§ **The problem**
Read through the data and report every line in which the word "Fractional" occurs.

═════ Provided data ═════

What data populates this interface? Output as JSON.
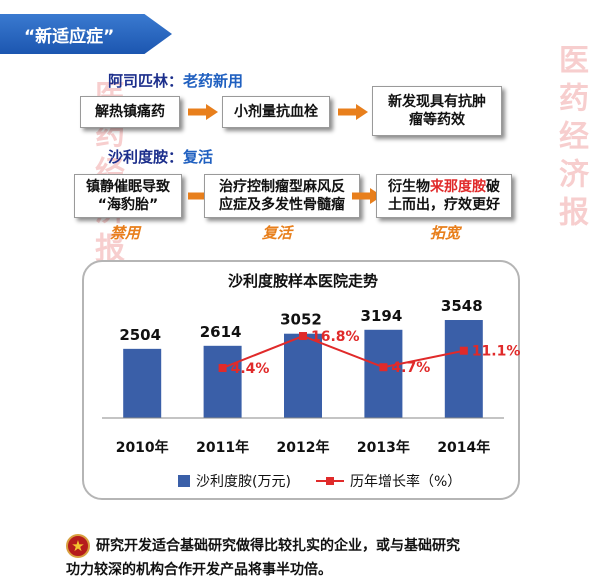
{
  "banner": {
    "text": "“新适应症”"
  },
  "watermark": {
    "text": "医药经济报"
  },
  "aspirin": {
    "name": "阿司匹林：",
    "tag": "老药新用",
    "steps": [
      "解热镇痛药",
      "小剂量抗血栓",
      "新发现具有抗肿瘤等药效"
    ]
  },
  "thalidomide": {
    "name": "沙利度胺：",
    "tag": "复活",
    "steps": [
      {
        "line1": "镇静催眠导致",
        "line2": "“海豹胎”"
      },
      {
        "line1": "治疗控制瘤型麻风反",
        "line2": "应症及多发性骨髓瘤"
      },
      {
        "pre": "衍生物",
        "highlight": "来那度胺",
        "post": "破",
        "line2": "土而出，疗效更好"
      }
    ],
    "captions": [
      "禁用",
      "复活",
      "拓宽"
    ]
  },
  "chart_data": {
    "type": "bar+line",
    "title": "沙利度胺样本医院走势",
    "categories": [
      "2010年",
      "2011年",
      "2012年",
      "2013年",
      "2014年"
    ],
    "series": [
      {
        "name": "沙利度胺(万元)",
        "kind": "bar",
        "color": "#3a5fa8",
        "values": [
          2504,
          2614,
          3052,
          3194,
          3548
        ],
        "labels": [
          "2504",
          "2614",
          "3052",
          "3194",
          "3548"
        ]
      },
      {
        "name": "历年增长率（%）",
        "kind": "line",
        "color": "#e02a2a",
        "values": [
          null,
          4.4,
          16.8,
          4.7,
          11.1
        ],
        "labels": [
          "",
          "4.4%",
          "16.8%",
          "4.7%",
          "11.1%"
        ]
      }
    ],
    "ylim": [
      0,
      4200
    ],
    "y2lim": [
      -15,
      30
    ],
    "legend_position": "bottom",
    "grid": false
  },
  "footer": {
    "icon": "star-icon",
    "line1": "研究开发适合基础研究做得比较扎实的企业，或与基础研究",
    "line2": "功力较深的机构合作开发产品将事半功倍。"
  }
}
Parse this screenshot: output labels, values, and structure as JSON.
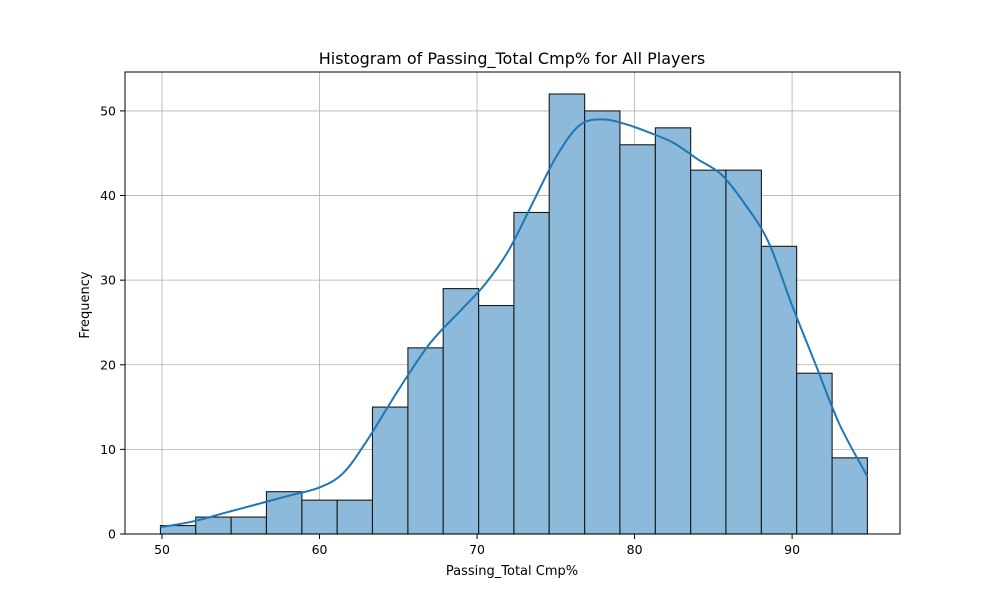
{
  "chart_data": {
    "type": "bar",
    "title": "Histogram of Passing_Total Cmp% for All Players",
    "xlabel": "Passing_Total Cmp%",
    "ylabel": "Frequency",
    "xlim": [
      47.65,
      96.85
    ],
    "ylim": [
      0,
      54.6
    ],
    "x_ticks": [
      50,
      60,
      70,
      80,
      90
    ],
    "y_ticks": [
      0,
      10,
      20,
      30,
      40,
      50
    ],
    "grid": true,
    "legend": "none",
    "bin_edges": [
      49.9,
      52.14,
      54.39,
      56.63,
      58.88,
      61.12,
      63.36,
      65.61,
      67.85,
      70.1,
      72.34,
      74.58,
      76.83,
      79.07,
      81.32,
      83.56,
      85.8,
      88.05,
      90.29,
      92.54,
      94.78
    ],
    "counts": [
      1,
      2,
      2,
      5,
      4,
      4,
      15,
      22,
      29,
      27,
      38,
      52,
      50,
      46,
      48,
      43,
      43,
      34,
      19,
      9
    ],
    "kde": {
      "x": [
        49.9,
        52.0,
        54.0,
        56.0,
        58.0,
        60.0,
        61.5,
        63.0,
        65.0,
        67.0,
        69.0,
        70.5,
        72.0,
        73.5,
        75.0,
        76.5,
        78.0,
        79.5,
        81.0,
        82.5,
        84.0,
        85.5,
        87.0,
        88.5,
        90.0,
        91.5,
        93.0,
        94.78
      ],
      "y": [
        0.8,
        1.5,
        2.5,
        3.5,
        4.5,
        5.5,
        7.2,
        11.0,
        17.0,
        22.5,
        26.5,
        29.5,
        33.5,
        39.0,
        44.5,
        48.3,
        49.0,
        48.4,
        47.4,
        46.2,
        44.3,
        42.5,
        39.0,
        34.5,
        27.0,
        20.0,
        13.0,
        6.8
      ]
    },
    "colors": {
      "bar_fill": "#8db9da",
      "bar_edge": "#1a1a1a",
      "kde_line": "#1f77b4",
      "grid": "#b0b0b0"
    }
  }
}
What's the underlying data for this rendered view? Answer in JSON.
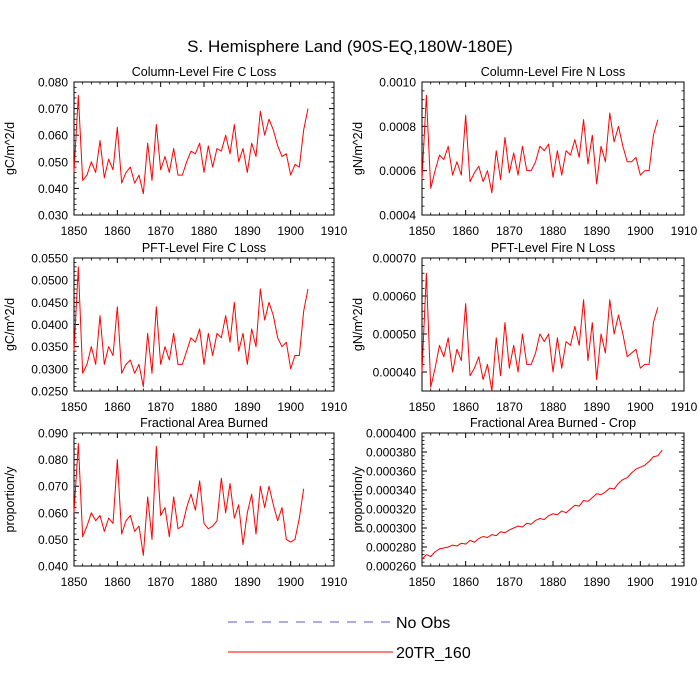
{
  "figure_title": "S. Hemisphere Land (90S-EQ,180W-180E)",
  "legend": {
    "items": [
      {
        "label": "No Obs",
        "style": "dashed",
        "color": "#5a5acc"
      },
      {
        "label": "20TR_160",
        "style": "solid",
        "color": "#ff0000"
      }
    ]
  },
  "colors": {
    "series": "#ff0000",
    "axis": "#000000"
  },
  "chart_data": [
    {
      "type": "line",
      "title": "Column-Level Fire C Loss",
      "ylabel": "gC/m^2/d",
      "xlabel": "",
      "xlim": [
        1850,
        1910
      ],
      "ylim": [
        0.03,
        0.08
      ],
      "xticks": [
        1850,
        1860,
        1870,
        1880,
        1890,
        1900,
        1910
      ],
      "yticks": [
        0.03,
        0.04,
        0.05,
        0.06,
        0.07,
        0.08
      ],
      "ytick_labels": [
        "0.030",
        "0.040",
        "0.050",
        "0.060",
        "0.070",
        "0.080"
      ],
      "series": [
        {
          "name": "20TR_160",
          "x_start": 1850,
          "values": [
            0.046,
            0.075,
            0.043,
            0.045,
            0.05,
            0.046,
            0.058,
            0.044,
            0.051,
            0.047,
            0.063,
            0.042,
            0.046,
            0.048,
            0.042,
            0.045,
            0.038,
            0.057,
            0.043,
            0.064,
            0.047,
            0.052,
            0.046,
            0.055,
            0.045,
            0.045,
            0.05,
            0.054,
            0.053,
            0.057,
            0.046,
            0.056,
            0.048,
            0.055,
            0.054,
            0.06,
            0.053,
            0.064,
            0.05,
            0.055,
            0.046,
            0.057,
            0.052,
            0.069,
            0.06,
            0.066,
            0.062,
            0.056,
            0.052,
            0.053,
            0.045,
            0.049,
            0.048,
            0.062,
            0.07
          ]
        }
      ]
    },
    {
      "type": "line",
      "title": "Column-Level Fire N Loss",
      "ylabel": "gN/m^2/d",
      "xlabel": "",
      "xlim": [
        1850,
        1910
      ],
      "ylim": [
        0.0004,
        0.001
      ],
      "xticks": [
        1850,
        1860,
        1870,
        1880,
        1890,
        1900,
        1910
      ],
      "yticks": [
        0.0004,
        0.0006,
        0.0008,
        0.001
      ],
      "ytick_labels": [
        "0.0004",
        "0.0006",
        "0.0008",
        "0.0010"
      ],
      "series": [
        {
          "name": "20TR_160",
          "x_start": 1850,
          "values": [
            0.00056,
            0.00094,
            0.00052,
            0.0006,
            0.00067,
            0.00065,
            0.00071,
            0.00058,
            0.00064,
            0.00058,
            0.00085,
            0.00055,
            0.00059,
            0.00062,
            0.00055,
            0.0006,
            0.0005,
            0.00069,
            0.00056,
            0.00075,
            0.00059,
            0.00068,
            0.00058,
            0.00071,
            0.0006,
            0.0006,
            0.00064,
            0.00071,
            0.00069,
            0.00072,
            0.00057,
            0.00069,
            0.00058,
            0.00069,
            0.00067,
            0.00074,
            0.00066,
            0.00083,
            0.00063,
            0.00076,
            0.00054,
            0.00071,
            0.00064,
            0.00086,
            0.00073,
            0.0008,
            0.00071,
            0.00064,
            0.00064,
            0.00066,
            0.00058,
            0.0006,
            0.0006,
            0.00076,
            0.00083
          ]
        }
      ]
    },
    {
      "type": "line",
      "title": "PFT-Level Fire C Loss",
      "ylabel": "gC/m^2/d",
      "xlabel": "",
      "xlim": [
        1850,
        1910
      ],
      "ylim": [
        0.025,
        0.055
      ],
      "xticks": [
        1850,
        1860,
        1870,
        1880,
        1890,
        1900,
        1910
      ],
      "yticks": [
        0.025,
        0.03,
        0.035,
        0.04,
        0.045,
        0.05,
        0.055
      ],
      "ytick_labels": [
        "0.0250",
        "0.0300",
        "0.0350",
        "0.0400",
        "0.0450",
        "0.0500",
        "0.0550"
      ],
      "series": [
        {
          "name": "20TR_160",
          "x_start": 1850,
          "values": [
            0.034,
            0.053,
            0.029,
            0.031,
            0.035,
            0.031,
            0.042,
            0.031,
            0.035,
            0.033,
            0.044,
            0.029,
            0.031,
            0.032,
            0.029,
            0.031,
            0.026,
            0.038,
            0.029,
            0.044,
            0.031,
            0.035,
            0.032,
            0.038,
            0.031,
            0.031,
            0.034,
            0.037,
            0.036,
            0.039,
            0.031,
            0.038,
            0.033,
            0.038,
            0.037,
            0.042,
            0.036,
            0.045,
            0.034,
            0.038,
            0.031,
            0.039,
            0.035,
            0.048,
            0.041,
            0.045,
            0.042,
            0.037,
            0.035,
            0.036,
            0.03,
            0.033,
            0.033,
            0.043,
            0.048
          ]
        }
      ]
    },
    {
      "type": "line",
      "title": "PFT-Level Fire N Loss",
      "ylabel": "gN/m^2/d",
      "xlabel": "",
      "xlim": [
        1850,
        1910
      ],
      "ylim": [
        0.00035,
        0.0007
      ],
      "xticks": [
        1850,
        1860,
        1870,
        1880,
        1890,
        1900,
        1910
      ],
      "yticks": [
        0.0004,
        0.0005,
        0.0006,
        0.0007
      ],
      "ytick_labels": [
        "0.00040",
        "0.00050",
        "0.00060",
        "0.00070"
      ],
      "series": [
        {
          "name": "20TR_160",
          "x_start": 1850,
          "values": [
            0.0004,
            0.00066,
            0.00036,
            0.00041,
            0.00047,
            0.00044,
            0.00049,
            0.0004,
            0.00046,
            0.00043,
            0.00058,
            0.00039,
            0.00041,
            0.00044,
            0.00038,
            0.00042,
            0.00035,
            0.00049,
            0.00039,
            0.00053,
            0.00041,
            0.00047,
            0.0004,
            0.0005,
            0.00042,
            0.00042,
            0.00045,
            0.0005,
            0.00048,
            0.0005,
            0.0004,
            0.00049,
            0.00041,
            0.00048,
            0.00047,
            0.00052,
            0.00047,
            0.00059,
            0.00043,
            0.00053,
            0.00038,
            0.0005,
            0.00045,
            0.00059,
            0.0005,
            0.00055,
            0.0005,
            0.00044,
            0.00045,
            0.00046,
            0.00041,
            0.00042,
            0.00042,
            0.00053,
            0.00057
          ]
        }
      ]
    },
    {
      "type": "line",
      "title": "Fractional Area Burned",
      "ylabel": "proportion/y",
      "xlabel": "",
      "xlim": [
        1850,
        1910
      ],
      "ylim": [
        0.04,
        0.09
      ],
      "xticks": [
        1850,
        1860,
        1870,
        1880,
        1890,
        1900,
        1910
      ],
      "yticks": [
        0.04,
        0.05,
        0.06,
        0.07,
        0.08,
        0.09
      ],
      "ytick_labels": [
        "0.040",
        "0.050",
        "0.060",
        "0.070",
        "0.080",
        "0.090"
      ],
      "series": [
        {
          "name": "20TR_160",
          "x_start": 1850,
          "values": [
            0.06,
            0.086,
            0.051,
            0.055,
            0.06,
            0.057,
            0.059,
            0.053,
            0.058,
            0.056,
            0.08,
            0.052,
            0.057,
            0.059,
            0.053,
            0.055,
            0.044,
            0.066,
            0.05,
            0.085,
            0.059,
            0.062,
            0.051,
            0.066,
            0.054,
            0.055,
            0.062,
            0.067,
            0.061,
            0.072,
            0.056,
            0.054,
            0.055,
            0.057,
            0.073,
            0.06,
            0.071,
            0.058,
            0.063,
            0.048,
            0.06,
            0.067,
            0.052,
            0.07,
            0.062,
            0.07,
            0.063,
            0.057,
            0.062,
            0.05,
            0.049,
            0.05,
            0.058,
            0.069
          ]
        }
      ]
    },
    {
      "type": "line",
      "title": "Fractional Area Burned - Crop",
      "ylabel": "proportion/y",
      "xlabel": "",
      "xlim": [
        1850,
        1910
      ],
      "ylim": [
        0.00026,
        0.0004
      ],
      "xticks": [
        1850,
        1860,
        1870,
        1880,
        1890,
        1900,
        1910
      ],
      "yticks": [
        0.00026,
        0.00028,
        0.0003,
        0.00032,
        0.00034,
        0.00036,
        0.00038,
        0.0004
      ],
      "ytick_labels": [
        "0.000260",
        "0.000280",
        "0.000300",
        "0.000320",
        "0.000340",
        "0.000360",
        "0.000380",
        "0.000400"
      ],
      "series": [
        {
          "name": "20TR_160",
          "x_start": 1850,
          "values": [
            0.000267,
            0.000272,
            0.00027,
            0.000275,
            0.000278,
            0.000279,
            0.00028,
            0.000282,
            0.000281,
            0.000284,
            0.000283,
            0.000287,
            0.000285,
            0.000289,
            0.000291,
            0.00029,
            0.000293,
            0.000292,
            0.000296,
            0.000295,
            0.000298,
            0.0003,
            0.000302,
            0.000301,
            0.000305,
            0.000304,
            0.000308,
            0.00031,
            0.000309,
            0.000313,
            0.000315,
            0.000314,
            0.000318,
            0.000316,
            0.00032,
            0.000324,
            0.000323,
            0.000329,
            0.000328,
            0.000332,
            0.000336,
            0.000335,
            0.000338,
            0.000342,
            0.000341,
            0.000347,
            0.000351,
            0.000353,
            0.000358,
            0.000362,
            0.000364,
            0.000366,
            0.00037,
            0.000375,
            0.000376,
            0.000382
          ]
        }
      ]
    }
  ]
}
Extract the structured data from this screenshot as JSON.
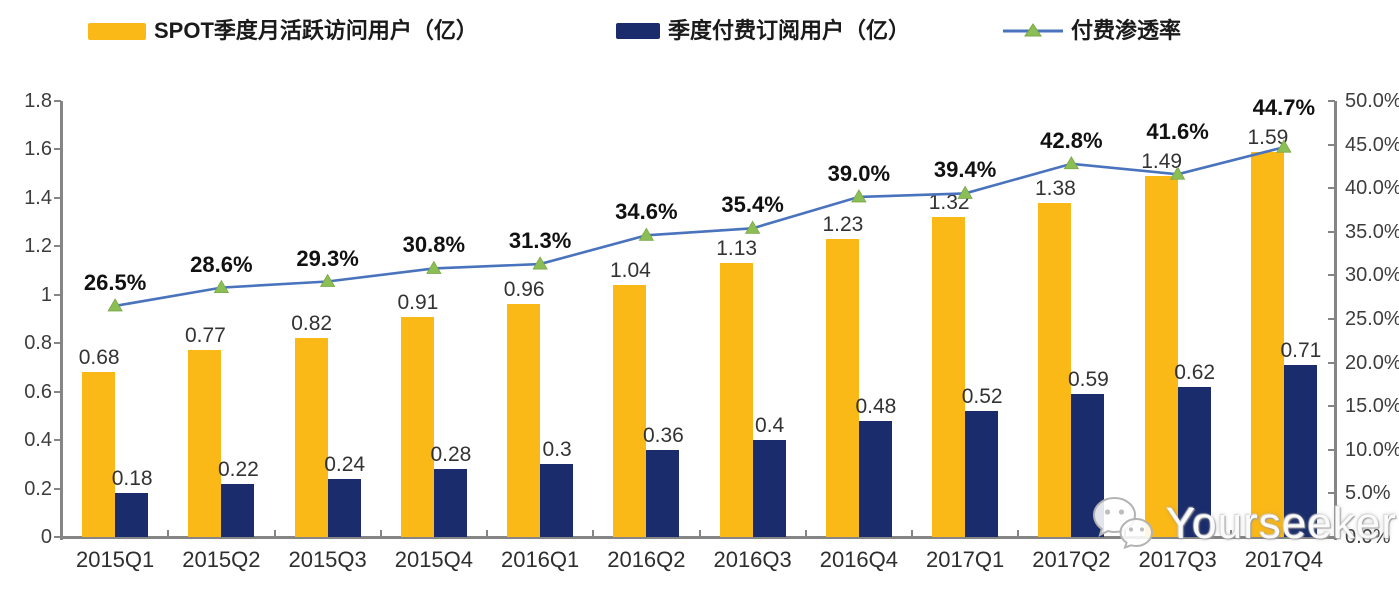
{
  "legend": [
    {
      "label": "SPOT季度月活跃访问用户（亿）",
      "type": "bar",
      "color": "#FBB917"
    },
    {
      "label": "季度付费订阅用户（亿）",
      "type": "bar",
      "color": "#1A2C6B"
    },
    {
      "label": "付费渗透率",
      "type": "line",
      "color": "#4A73BE",
      "marker": "triangle",
      "marker_color": "#8CBE56"
    }
  ],
  "chart_data": {
    "type": "bar+line combo",
    "categories": [
      "2015Q1",
      "2015Q2",
      "2015Q3",
      "2015Q4",
      "2016Q1",
      "2016Q2",
      "2016Q3",
      "2016Q4",
      "2017Q1",
      "2017Q2",
      "2017Q3",
      "2017Q4"
    ],
    "series": [
      {
        "name": "SPOT季度月活跃访问用户（亿）",
        "type": "bar",
        "axis": "left",
        "color": "#FBB917",
        "values": [
          0.68,
          0.77,
          0.82,
          0.91,
          0.96,
          1.04,
          1.13,
          1.23,
          1.32,
          1.38,
          1.49,
          1.59
        ],
        "labels": [
          "0.68",
          "0.77",
          "0.82",
          "0.91",
          "0.96",
          "1.04",
          "1.13",
          "1.23",
          "1.32",
          "1.38",
          "1.49",
          "1.59"
        ]
      },
      {
        "name": "季度付费订阅用户（亿）",
        "type": "bar",
        "axis": "left",
        "color": "#1A2C6B",
        "values": [
          0.18,
          0.22,
          0.24,
          0.28,
          0.3,
          0.36,
          0.4,
          0.48,
          0.52,
          0.59,
          0.62,
          0.71
        ],
        "labels": [
          "0.18",
          "0.22",
          "0.24",
          "0.28",
          "0.3",
          "0.36",
          "0.4",
          "0.48",
          "0.52",
          "0.59",
          "0.62",
          "0.71"
        ]
      },
      {
        "name": "付费渗透率",
        "type": "line",
        "axis": "right",
        "color": "#4A73BE",
        "marker_color": "#8CBE56",
        "values": [
          26.5,
          28.6,
          29.3,
          30.8,
          31.3,
          34.6,
          35.4,
          39.0,
          39.4,
          42.8,
          41.6,
          44.7
        ],
        "labels": [
          "26.5%",
          "28.6%",
          "29.3%",
          "30.8%",
          "31.3%",
          "34.6%",
          "35.4%",
          "39.0%",
          "39.4%",
          "42.8%",
          "41.6%",
          "44.7%"
        ]
      }
    ],
    "left_axis": {
      "min": 0,
      "max": 1.8,
      "step": 0.2,
      "ticks": [
        "0",
        "0.2",
        "0.4",
        "0.6",
        "0.8",
        "1",
        "1.2",
        "1.4",
        "1.6",
        "1.8"
      ]
    },
    "right_axis": {
      "min": 0,
      "max": 50,
      "step": 5,
      "ticks": [
        "0.0%",
        "5.0%",
        "10.0%",
        "15.0%",
        "20.0%",
        "25.0%",
        "30.0%",
        "35.0%",
        "40.0%",
        "45.0%",
        "50.0%"
      ]
    },
    "grid": "off",
    "legend_position": "top",
    "title": ""
  },
  "watermark": {
    "text": "Yourseeker",
    "icon": "wechat-icon"
  }
}
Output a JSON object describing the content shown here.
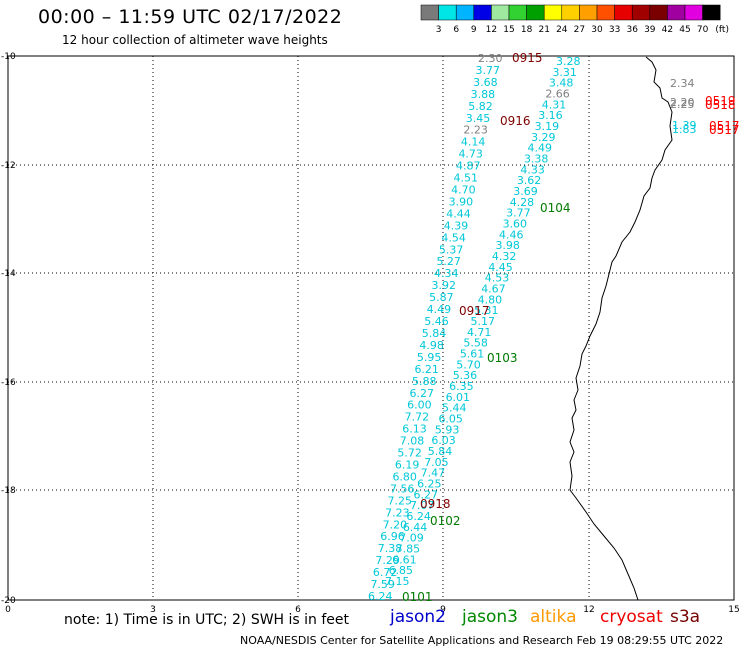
{
  "header": {
    "title": "00:00 – 11:59 UTC 02/17/2022",
    "subtitle": "12 hour collection of altimeter wave heights"
  },
  "legend": {
    "unit": "(ft)",
    "labels": [
      "3",
      "6",
      "9",
      "12",
      "15",
      "18",
      "21",
      "24",
      "27",
      "30",
      "33",
      "36",
      "39",
      "42",
      "45",
      "70"
    ],
    "colors": [
      "#7a7a7a",
      "#00e6e6",
      "#00b4ff",
      "#0000e6",
      "#9fe89f",
      "#32d232",
      "#00a000",
      "#ffff00",
      "#ffd000",
      "#ffa000",
      "#ff5000",
      "#e60000",
      "#a00000",
      "#7a0000",
      "#a000a0",
      "#e000e0",
      "#000000"
    ]
  },
  "axes": {
    "x_ticks": [
      "0",
      "3",
      "6",
      "9",
      "12",
      "15"
    ],
    "y_ticks": [
      "-10",
      "-12",
      "-14",
      "-16",
      "-18",
      "-20"
    ]
  },
  "notes": "note: 1) Time is in UTC; 2) SWH is in feet",
  "satellites": [
    {
      "name": "jason2",
      "color": "#0000cc"
    },
    {
      "name": "jason3",
      "color": "#008800"
    },
    {
      "name": "altika",
      "color": "#ff9900"
    },
    {
      "name": "cryosat",
      "color": "#ee0000"
    },
    {
      "name": "s3a",
      "color": "#770000"
    }
  ],
  "credit": "NOAA/NESDIS Center for Satellite Applications and Research    Feb 19 08:29:55 UTC 2022",
  "colors": {
    "cyan": "#00c8d8",
    "gray": "#808080",
    "darkred": "#800000",
    "green": "#007a00",
    "red": "#ff0000"
  },
  "track_a_labels": [
    "2.30",
    "3.77",
    "3.68",
    "3.88",
    "5.82",
    "3.45",
    "2.23",
    "4.14",
    "4.73",
    "4.87",
    "4.51",
    "4.70",
    "3.90",
    "4.44",
    "4.39",
    "4.54",
    "5.37",
    "5.27",
    "4.34",
    "3.92",
    "5.87",
    "4.49",
    "5.46",
    "5.84",
    "4.98",
    "5.95",
    "6.21",
    "5.88",
    "6.27",
    "6.00",
    "7.72",
    "6.13",
    "7.08",
    "5.72",
    "6.19",
    "6.80",
    "7.56",
    "7.25",
    "7.23",
    "7.20",
    "6.96",
    "7.38",
    "7.29",
    "6.72",
    "7.59",
    "6.24"
  ],
  "track_b_labels": [
    "3.28",
    "3.31",
    "3.48",
    "2.66",
    "4.31",
    "3.16",
    "3.19",
    "3.29",
    "4.49",
    "3.38",
    "4.33",
    "3.62",
    "3.69",
    "4.28",
    "3.77",
    "3.60",
    "4.46",
    "3.98",
    "4.32",
    "4.45",
    "4.53",
    "4.67",
    "4.80",
    "5.31",
    "5.17",
    "4.71",
    "5.58",
    "5.61",
    "5.70",
    "5.36",
    "6.35",
    "6.01",
    "5.44",
    "6.05",
    "5.93",
    "6.03",
    "5.84",
    "7.05",
    "7.47",
    "6.25",
    "6.27",
    "7.07",
    "6.24",
    "6.44",
    "7.09",
    "7.85",
    "6.61",
    "6.85",
    "7.15"
  ],
  "pass_times": [
    {
      "text": "0915",
      "color": "darkred"
    },
    {
      "text": "0916",
      "color": "darkred"
    },
    {
      "text": "0104",
      "color": "green"
    },
    {
      "text": "0917",
      "color": "darkred"
    },
    {
      "text": "0103",
      "color": "green"
    },
    {
      "text": "0918",
      "color": "darkred"
    },
    {
      "text": "0102",
      "color": "green"
    },
    {
      "text": "0101",
      "color": "green"
    }
  ],
  "coastal_labels": [
    {
      "text": "2.34",
      "color": "gray"
    },
    {
      "text": "2.20",
      "color": "gray"
    },
    {
      "text": "2.25",
      "color": "gray"
    },
    {
      "text": "0519",
      "color": "red"
    },
    {
      "text": "0518",
      "color": "red"
    },
    {
      "text": "1.39",
      "color": "cyan"
    },
    {
      "text": "1.83",
      "color": "cyan"
    },
    {
      "text": "0517",
      "color": "red"
    },
    {
      "text": "0517",
      "color": "red"
    }
  ]
}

═════

§ **Worked solution**
      "title": "Fractional Area Burned",
      "title": "Fractional Area Burned - Crop",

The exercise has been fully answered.